DATA SUPPLIED

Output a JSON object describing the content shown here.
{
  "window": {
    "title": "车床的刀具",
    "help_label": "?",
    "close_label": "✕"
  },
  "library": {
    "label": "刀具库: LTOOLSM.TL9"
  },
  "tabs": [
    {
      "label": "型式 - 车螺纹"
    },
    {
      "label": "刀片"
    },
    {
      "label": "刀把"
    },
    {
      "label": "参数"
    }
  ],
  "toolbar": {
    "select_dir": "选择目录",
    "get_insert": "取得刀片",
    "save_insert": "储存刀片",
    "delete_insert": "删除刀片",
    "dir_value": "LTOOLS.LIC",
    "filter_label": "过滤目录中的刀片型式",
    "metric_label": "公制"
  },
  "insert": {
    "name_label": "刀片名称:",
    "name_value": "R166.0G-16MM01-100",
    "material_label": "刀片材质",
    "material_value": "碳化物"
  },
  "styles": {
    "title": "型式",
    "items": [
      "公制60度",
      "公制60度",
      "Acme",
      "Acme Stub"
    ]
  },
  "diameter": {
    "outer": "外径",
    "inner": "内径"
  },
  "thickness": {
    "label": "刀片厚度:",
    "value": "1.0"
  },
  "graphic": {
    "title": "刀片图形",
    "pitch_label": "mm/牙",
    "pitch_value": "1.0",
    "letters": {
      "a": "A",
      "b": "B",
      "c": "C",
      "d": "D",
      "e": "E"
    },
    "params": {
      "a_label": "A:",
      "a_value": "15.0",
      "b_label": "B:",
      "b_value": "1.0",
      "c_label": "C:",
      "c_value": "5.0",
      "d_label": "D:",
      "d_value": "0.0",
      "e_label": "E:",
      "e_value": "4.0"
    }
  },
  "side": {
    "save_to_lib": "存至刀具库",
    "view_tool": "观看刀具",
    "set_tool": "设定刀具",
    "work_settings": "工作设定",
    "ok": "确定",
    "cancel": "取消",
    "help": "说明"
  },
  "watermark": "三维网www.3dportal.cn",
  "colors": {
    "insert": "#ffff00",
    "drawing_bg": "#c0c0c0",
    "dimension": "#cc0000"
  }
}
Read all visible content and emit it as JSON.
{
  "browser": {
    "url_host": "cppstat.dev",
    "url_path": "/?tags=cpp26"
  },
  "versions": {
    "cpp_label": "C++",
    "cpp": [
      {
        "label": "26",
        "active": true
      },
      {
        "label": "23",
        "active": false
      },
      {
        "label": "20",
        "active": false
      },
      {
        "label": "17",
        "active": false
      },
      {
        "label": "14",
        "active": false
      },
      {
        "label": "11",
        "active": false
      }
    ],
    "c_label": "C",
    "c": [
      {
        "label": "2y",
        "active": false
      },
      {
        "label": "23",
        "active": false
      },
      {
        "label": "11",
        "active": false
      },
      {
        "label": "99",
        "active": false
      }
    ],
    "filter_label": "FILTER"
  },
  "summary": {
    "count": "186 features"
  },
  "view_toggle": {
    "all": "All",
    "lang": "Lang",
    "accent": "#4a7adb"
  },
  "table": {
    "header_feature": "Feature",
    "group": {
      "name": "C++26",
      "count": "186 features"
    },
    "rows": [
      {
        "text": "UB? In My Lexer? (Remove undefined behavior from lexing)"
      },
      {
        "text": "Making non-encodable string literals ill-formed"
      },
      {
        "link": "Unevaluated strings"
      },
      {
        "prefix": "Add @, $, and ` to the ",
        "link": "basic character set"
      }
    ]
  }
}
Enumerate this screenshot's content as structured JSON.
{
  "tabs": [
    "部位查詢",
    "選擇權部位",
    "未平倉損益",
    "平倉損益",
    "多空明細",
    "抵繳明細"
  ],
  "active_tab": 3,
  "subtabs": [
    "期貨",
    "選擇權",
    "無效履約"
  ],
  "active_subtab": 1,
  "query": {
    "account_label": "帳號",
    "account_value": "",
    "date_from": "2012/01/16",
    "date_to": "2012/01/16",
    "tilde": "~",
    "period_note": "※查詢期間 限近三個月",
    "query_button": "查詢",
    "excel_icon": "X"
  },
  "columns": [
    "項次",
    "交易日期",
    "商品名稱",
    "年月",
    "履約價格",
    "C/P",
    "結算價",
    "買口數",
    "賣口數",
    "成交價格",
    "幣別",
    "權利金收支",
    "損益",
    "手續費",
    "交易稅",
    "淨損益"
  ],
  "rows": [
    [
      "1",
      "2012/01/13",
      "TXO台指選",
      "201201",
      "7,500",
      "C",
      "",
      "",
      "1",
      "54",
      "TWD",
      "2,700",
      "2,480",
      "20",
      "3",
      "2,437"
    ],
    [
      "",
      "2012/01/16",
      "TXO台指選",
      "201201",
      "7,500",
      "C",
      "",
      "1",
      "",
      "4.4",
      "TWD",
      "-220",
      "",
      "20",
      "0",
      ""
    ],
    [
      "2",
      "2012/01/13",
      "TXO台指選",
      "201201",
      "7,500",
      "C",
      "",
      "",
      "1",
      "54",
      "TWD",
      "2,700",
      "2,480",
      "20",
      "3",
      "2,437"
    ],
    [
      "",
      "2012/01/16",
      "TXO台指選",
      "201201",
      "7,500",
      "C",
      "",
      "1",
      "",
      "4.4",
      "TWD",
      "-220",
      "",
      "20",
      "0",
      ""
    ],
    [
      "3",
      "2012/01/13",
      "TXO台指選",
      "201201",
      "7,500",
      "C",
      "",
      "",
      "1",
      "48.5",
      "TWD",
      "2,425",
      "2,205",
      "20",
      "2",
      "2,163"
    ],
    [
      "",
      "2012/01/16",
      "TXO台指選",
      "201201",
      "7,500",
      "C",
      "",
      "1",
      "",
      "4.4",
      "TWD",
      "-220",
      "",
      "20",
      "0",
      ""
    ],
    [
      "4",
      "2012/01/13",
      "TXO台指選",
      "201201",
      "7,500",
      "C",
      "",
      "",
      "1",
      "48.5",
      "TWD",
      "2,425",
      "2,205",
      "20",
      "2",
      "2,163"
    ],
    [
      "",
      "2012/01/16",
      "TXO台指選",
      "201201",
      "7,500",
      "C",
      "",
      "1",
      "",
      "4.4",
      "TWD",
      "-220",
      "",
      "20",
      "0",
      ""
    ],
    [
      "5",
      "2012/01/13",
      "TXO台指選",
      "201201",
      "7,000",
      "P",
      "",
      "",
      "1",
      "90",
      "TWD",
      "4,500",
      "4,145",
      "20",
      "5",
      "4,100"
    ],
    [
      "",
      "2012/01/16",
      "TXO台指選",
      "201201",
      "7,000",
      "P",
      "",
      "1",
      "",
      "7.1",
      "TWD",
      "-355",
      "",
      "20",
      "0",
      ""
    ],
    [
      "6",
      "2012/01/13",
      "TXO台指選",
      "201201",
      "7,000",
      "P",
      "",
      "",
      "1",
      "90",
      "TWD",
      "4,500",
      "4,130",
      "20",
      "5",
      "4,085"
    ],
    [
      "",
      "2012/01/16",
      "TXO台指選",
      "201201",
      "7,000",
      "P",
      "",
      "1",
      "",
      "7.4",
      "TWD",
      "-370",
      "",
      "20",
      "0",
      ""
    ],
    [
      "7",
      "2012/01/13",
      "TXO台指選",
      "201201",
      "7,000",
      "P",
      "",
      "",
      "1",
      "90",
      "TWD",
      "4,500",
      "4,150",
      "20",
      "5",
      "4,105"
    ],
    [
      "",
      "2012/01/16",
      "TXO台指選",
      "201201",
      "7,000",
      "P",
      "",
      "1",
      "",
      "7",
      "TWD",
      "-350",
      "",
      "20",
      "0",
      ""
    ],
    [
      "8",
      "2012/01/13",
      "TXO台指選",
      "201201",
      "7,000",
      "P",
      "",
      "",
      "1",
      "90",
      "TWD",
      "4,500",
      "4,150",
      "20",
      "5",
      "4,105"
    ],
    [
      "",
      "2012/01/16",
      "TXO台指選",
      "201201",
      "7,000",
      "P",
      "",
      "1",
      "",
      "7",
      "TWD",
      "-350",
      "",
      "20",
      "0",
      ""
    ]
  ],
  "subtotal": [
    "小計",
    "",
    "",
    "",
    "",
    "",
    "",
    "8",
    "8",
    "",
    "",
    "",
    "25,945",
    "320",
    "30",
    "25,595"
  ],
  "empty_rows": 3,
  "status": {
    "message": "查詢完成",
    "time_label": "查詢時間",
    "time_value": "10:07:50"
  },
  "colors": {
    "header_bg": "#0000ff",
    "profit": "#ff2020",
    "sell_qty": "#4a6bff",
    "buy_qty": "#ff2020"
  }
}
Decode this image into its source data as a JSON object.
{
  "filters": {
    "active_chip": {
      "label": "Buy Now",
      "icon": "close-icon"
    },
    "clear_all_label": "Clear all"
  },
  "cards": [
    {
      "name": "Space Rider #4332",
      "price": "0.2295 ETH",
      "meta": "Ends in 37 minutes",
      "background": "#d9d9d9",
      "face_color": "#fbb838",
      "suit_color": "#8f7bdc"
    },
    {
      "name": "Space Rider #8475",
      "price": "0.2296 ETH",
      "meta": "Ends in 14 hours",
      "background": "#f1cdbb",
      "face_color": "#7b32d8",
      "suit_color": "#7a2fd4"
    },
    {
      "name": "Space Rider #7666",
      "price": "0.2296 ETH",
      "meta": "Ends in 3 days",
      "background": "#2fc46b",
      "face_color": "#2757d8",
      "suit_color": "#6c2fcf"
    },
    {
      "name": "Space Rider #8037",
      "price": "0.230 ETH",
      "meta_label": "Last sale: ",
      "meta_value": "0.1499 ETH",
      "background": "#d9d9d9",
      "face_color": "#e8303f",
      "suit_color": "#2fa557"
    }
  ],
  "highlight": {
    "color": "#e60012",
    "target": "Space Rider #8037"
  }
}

THE PROBLEM
In the material above, find each line that contains the word "JSON", and select it.

COMPLETED TASK
Output a JSON object describing the content shown here.
Read all visible content and emit it as JSON.
Enumerate this screenshot's content as structured JSON.
Decode this image into its source data as a JSON object.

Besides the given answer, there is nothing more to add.